# PROVIDED RECORDS:
- - - -

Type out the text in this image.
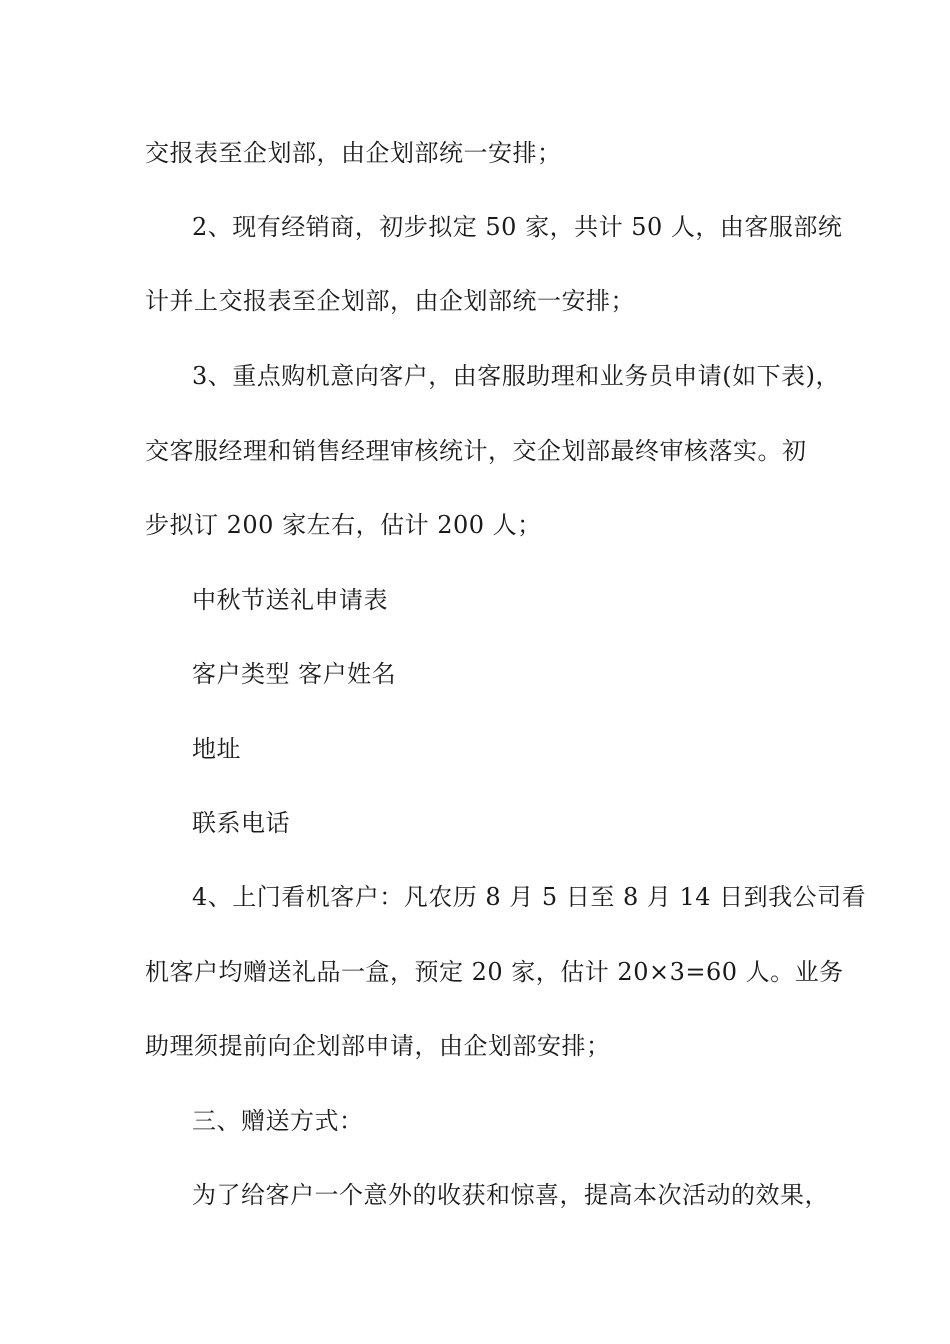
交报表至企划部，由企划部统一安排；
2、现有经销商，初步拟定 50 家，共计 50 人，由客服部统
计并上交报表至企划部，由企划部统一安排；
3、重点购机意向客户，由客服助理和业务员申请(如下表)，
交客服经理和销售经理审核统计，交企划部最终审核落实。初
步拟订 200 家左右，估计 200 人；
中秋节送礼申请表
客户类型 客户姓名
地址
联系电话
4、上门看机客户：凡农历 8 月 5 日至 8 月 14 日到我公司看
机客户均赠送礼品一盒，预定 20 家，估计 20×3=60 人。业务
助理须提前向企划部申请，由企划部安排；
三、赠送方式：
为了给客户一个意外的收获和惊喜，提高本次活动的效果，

- - - -

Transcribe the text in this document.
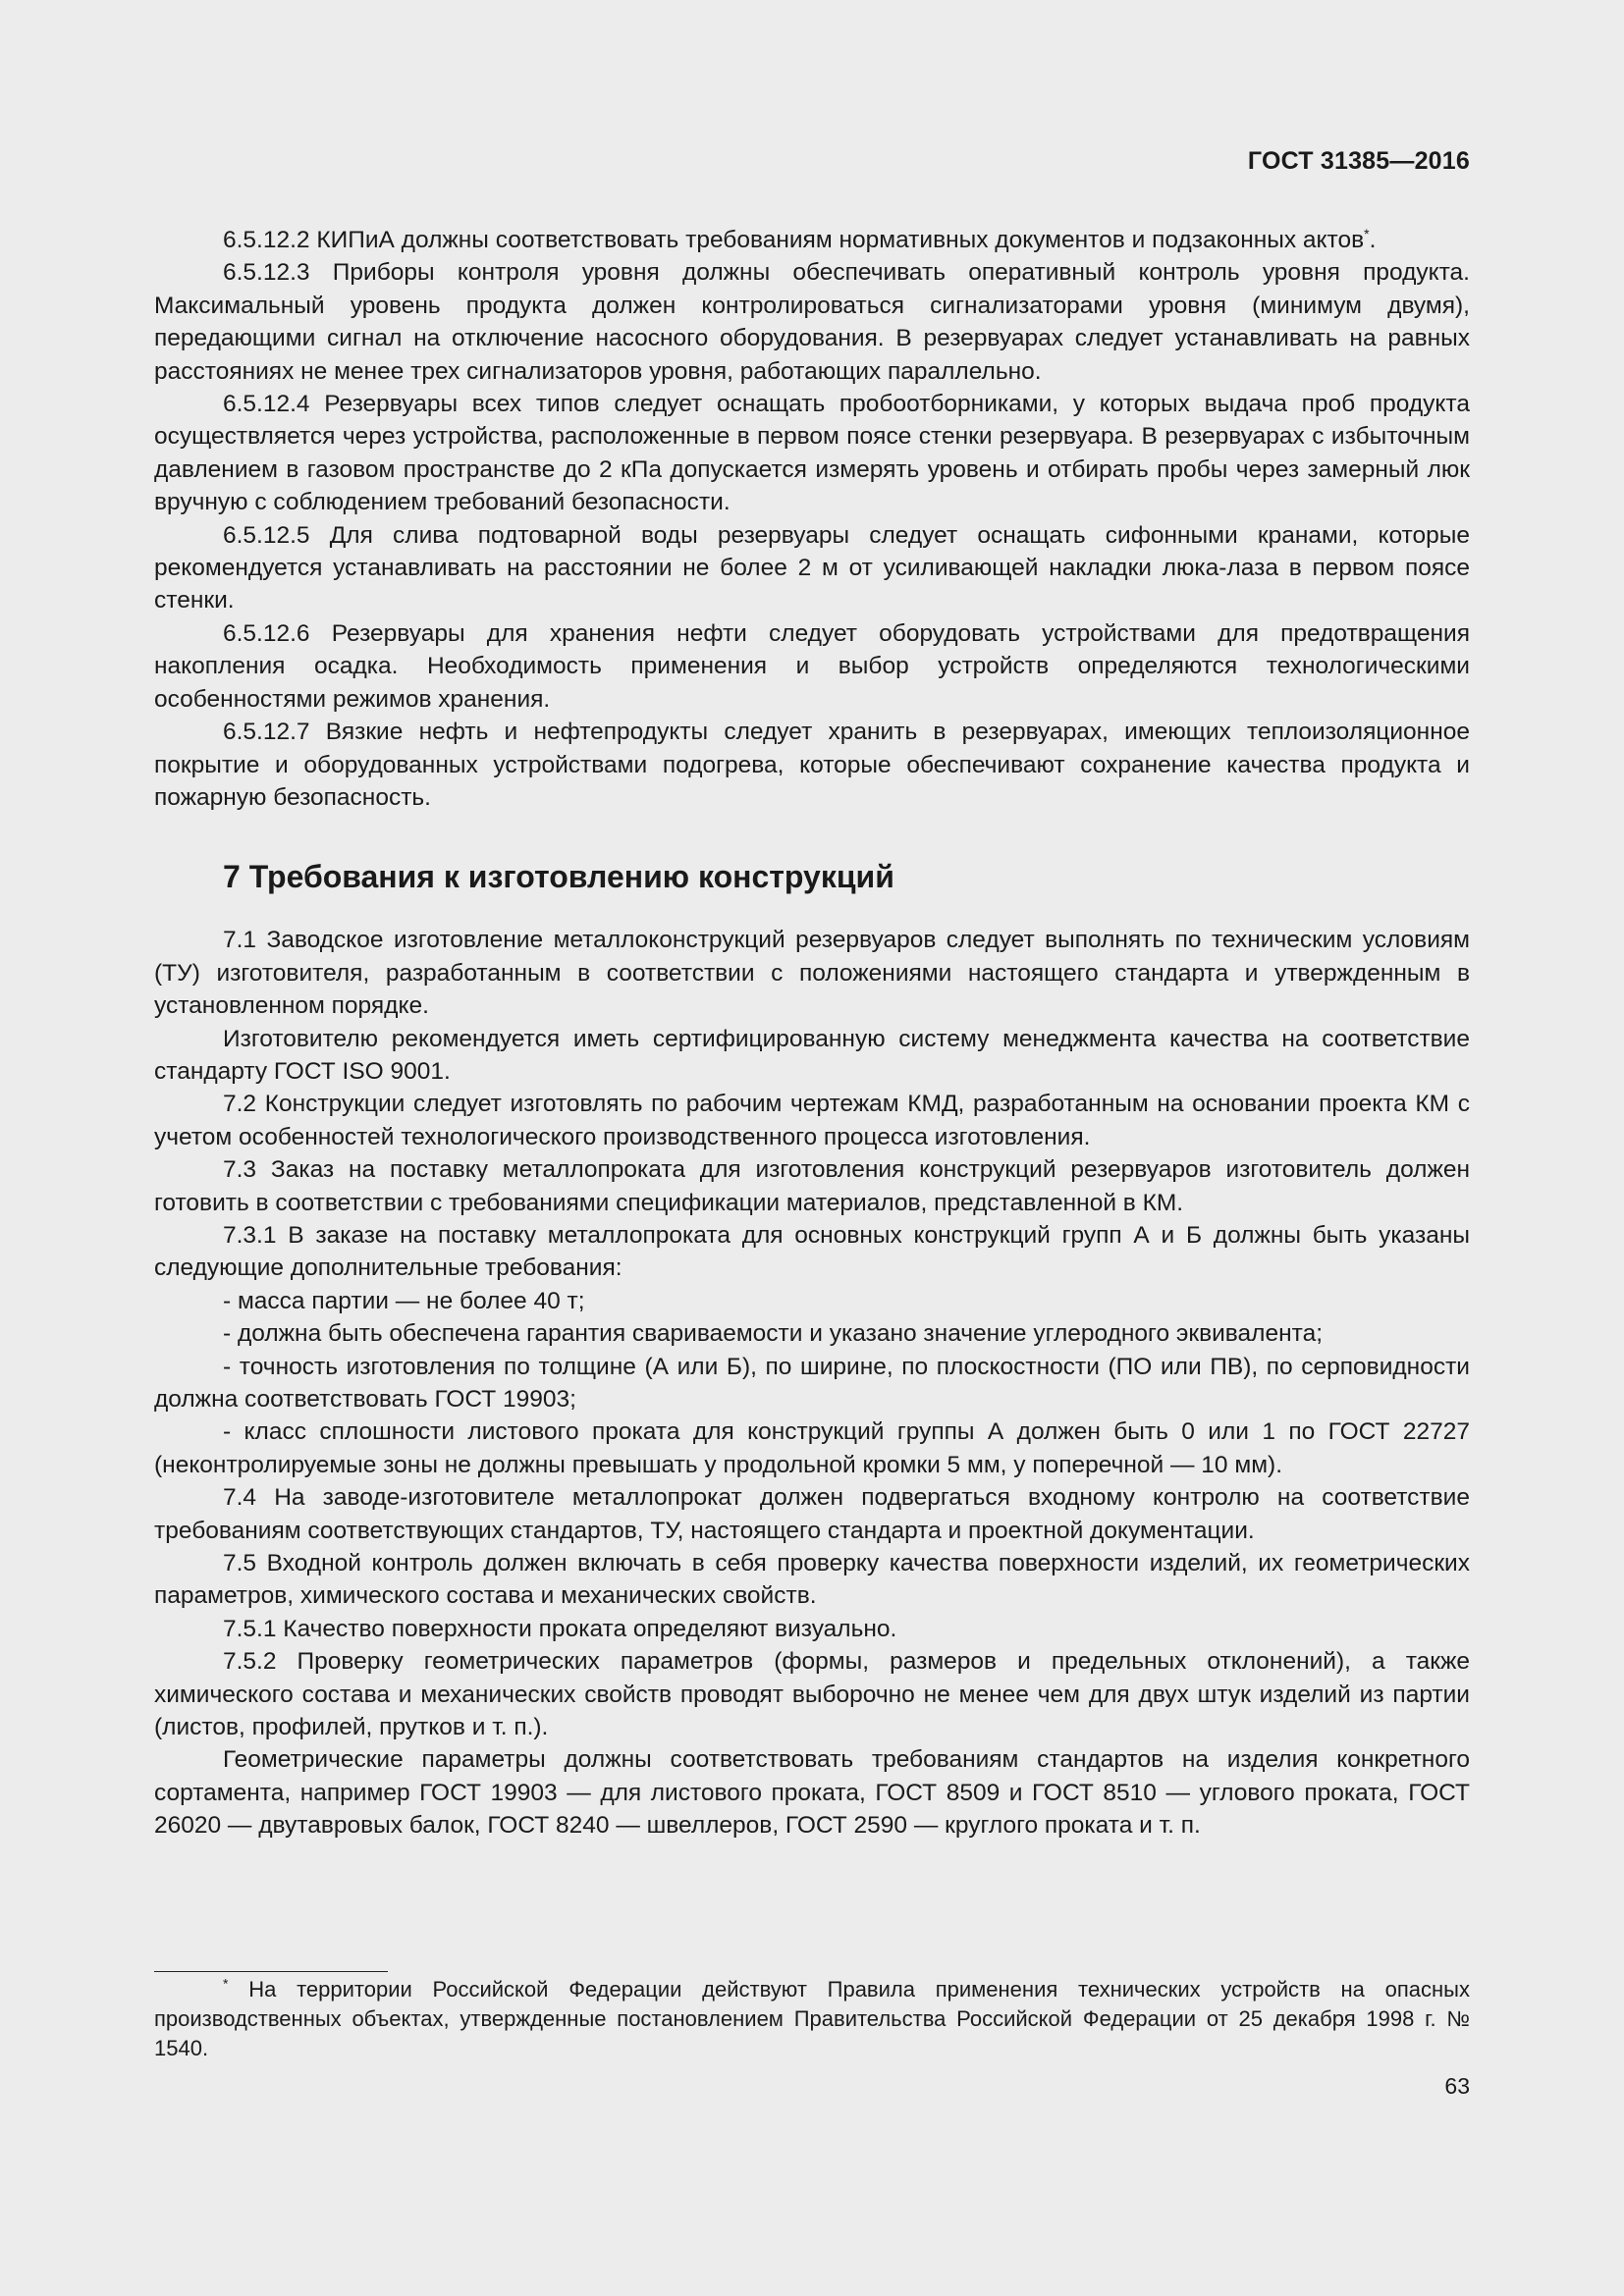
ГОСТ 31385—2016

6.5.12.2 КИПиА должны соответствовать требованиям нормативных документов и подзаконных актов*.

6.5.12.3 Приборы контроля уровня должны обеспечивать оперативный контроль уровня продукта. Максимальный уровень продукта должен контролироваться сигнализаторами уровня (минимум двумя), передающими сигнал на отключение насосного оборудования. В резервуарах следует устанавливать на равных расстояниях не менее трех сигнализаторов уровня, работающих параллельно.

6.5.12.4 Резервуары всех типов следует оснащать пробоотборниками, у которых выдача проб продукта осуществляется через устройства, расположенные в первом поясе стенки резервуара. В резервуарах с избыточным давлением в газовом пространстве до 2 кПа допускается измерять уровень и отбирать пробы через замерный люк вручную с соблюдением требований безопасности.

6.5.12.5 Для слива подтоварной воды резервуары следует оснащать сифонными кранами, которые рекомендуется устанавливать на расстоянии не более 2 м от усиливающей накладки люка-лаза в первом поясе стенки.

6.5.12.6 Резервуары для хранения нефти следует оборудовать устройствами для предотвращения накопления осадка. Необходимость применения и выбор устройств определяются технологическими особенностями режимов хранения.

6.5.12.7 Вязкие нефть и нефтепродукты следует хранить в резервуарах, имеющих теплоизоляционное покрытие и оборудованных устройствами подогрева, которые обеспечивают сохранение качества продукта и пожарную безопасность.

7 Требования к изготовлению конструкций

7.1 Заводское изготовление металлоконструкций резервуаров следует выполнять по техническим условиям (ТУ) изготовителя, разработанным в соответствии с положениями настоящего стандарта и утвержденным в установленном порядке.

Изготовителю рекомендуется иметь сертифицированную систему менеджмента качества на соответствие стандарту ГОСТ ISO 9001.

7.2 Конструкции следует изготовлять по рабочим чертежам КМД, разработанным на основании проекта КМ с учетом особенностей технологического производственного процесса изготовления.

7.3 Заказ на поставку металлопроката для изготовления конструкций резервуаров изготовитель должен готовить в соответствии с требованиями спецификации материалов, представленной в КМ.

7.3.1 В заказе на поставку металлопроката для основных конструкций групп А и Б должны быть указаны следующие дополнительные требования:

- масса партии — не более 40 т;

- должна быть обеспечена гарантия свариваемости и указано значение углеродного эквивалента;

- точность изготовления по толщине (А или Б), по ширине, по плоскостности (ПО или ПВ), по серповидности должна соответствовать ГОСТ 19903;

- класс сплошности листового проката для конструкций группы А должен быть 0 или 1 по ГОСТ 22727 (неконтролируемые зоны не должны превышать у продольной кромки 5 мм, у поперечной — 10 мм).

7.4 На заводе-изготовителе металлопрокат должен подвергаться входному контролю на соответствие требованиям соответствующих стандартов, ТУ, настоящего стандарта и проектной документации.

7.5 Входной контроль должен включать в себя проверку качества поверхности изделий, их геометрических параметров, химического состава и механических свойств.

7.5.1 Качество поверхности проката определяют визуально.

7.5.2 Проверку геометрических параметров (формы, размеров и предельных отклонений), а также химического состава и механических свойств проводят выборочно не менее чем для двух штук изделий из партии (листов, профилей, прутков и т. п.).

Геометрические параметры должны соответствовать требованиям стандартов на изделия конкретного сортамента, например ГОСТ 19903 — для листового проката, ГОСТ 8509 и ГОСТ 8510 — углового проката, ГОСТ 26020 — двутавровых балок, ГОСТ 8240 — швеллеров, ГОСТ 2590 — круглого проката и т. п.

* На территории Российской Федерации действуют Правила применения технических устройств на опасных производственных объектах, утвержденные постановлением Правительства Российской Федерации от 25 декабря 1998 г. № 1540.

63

- - - -

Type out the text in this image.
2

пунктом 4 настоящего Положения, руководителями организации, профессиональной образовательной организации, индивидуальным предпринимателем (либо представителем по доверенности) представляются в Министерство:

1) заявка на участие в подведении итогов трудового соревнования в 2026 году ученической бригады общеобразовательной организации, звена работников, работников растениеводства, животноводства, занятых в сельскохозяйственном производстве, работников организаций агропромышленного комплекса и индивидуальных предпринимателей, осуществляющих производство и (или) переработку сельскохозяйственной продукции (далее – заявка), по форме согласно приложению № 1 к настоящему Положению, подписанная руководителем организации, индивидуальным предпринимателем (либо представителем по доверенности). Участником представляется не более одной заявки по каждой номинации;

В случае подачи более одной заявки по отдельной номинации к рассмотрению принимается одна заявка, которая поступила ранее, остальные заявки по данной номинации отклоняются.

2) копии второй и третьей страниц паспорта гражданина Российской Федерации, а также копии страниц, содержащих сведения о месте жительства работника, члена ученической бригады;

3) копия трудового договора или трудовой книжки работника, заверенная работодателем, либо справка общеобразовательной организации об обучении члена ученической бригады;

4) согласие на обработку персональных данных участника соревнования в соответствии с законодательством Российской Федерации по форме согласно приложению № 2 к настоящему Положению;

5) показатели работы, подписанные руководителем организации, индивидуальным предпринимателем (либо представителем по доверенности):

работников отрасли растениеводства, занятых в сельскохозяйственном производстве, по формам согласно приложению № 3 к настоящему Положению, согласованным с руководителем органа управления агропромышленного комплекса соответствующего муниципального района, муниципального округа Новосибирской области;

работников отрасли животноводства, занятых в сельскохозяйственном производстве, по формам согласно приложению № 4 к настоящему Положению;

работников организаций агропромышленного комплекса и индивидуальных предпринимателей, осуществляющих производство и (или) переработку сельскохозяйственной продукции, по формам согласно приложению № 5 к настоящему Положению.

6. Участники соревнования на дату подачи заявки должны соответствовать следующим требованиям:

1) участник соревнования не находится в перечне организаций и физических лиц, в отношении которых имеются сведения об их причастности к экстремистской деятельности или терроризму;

- - - -

# YOUR OBJECTIVE:
Of the lines in the listing, how many hold the word "свойств"? Nothing but the number is needed.

# WORKED ANSWER:
2